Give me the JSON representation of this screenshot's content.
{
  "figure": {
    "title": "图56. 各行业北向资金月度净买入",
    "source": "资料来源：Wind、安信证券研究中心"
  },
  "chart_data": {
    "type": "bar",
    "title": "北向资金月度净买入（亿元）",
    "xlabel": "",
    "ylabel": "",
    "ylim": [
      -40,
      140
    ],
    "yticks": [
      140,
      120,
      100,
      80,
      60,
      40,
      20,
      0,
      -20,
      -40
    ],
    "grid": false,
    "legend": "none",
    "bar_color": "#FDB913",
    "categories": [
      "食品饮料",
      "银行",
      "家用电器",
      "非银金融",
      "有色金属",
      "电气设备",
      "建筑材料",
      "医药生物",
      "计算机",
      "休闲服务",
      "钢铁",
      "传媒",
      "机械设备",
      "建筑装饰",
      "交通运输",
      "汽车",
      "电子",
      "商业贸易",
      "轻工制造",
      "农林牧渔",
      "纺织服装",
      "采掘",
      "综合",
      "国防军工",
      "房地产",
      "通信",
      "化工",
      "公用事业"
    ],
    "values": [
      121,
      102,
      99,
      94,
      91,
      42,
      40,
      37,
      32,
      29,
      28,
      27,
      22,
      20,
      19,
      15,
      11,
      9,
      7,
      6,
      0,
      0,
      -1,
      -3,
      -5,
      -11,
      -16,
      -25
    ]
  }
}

------------

Every entry needs to be retyped exactly.

Give me the JSON representation of this screenshot's content.
{
  "figure": {
    "title": "图56. 各行业北向资金月度净买入",
    "source": "资料来源：Wind、安信证券研究中心"
  },
  "chart_data": {
    "type": "bar",
    "title": "北向资金月度净买入（亿元）",
    "xlabel": "",
    "ylabel": "",
    "ylim": [
      -40,
      140
    ],
    "yticks": [
      140,
      120,
      100,
      80,
      60,
      40,
      20,
      0,
      -20,
      -40
    ],
    "grid": false,
    "legend": "none",
    "bar_color": "#FDB913",
    "categories": [
      "食品饮料",
      "银行",
      "家用电器",
      "非银金融",
      "有色金属",
      "电气设备",
      "建筑材料",
      "医药生物",
      "计算机",
      "休闲服务",
      "钢铁",
      "传媒",
      "机械设备",
      "建筑装饰",
      "交通运输",
      "汽车",
      "电子",
      "商业贸易",
      "轻工制造",
      "农林牧渔",
      "纺织服装",
      "采掘",
      "综合",
      "国防军工",
      "房地产",
      "通信",
      "化工",
      "公用事业"
    ],
    "values": [
      121,
      102,
      99,
      94,
      91,
      42,
      40,
      37,
      32,
      29,
      28,
      27,
      22,
      20,
      19,
      15,
      11,
      9,
      7,
      6,
      0,
      0,
      -1,
      -3,
      -5,
      -11,
      -16,
      -25
    ]
  }
}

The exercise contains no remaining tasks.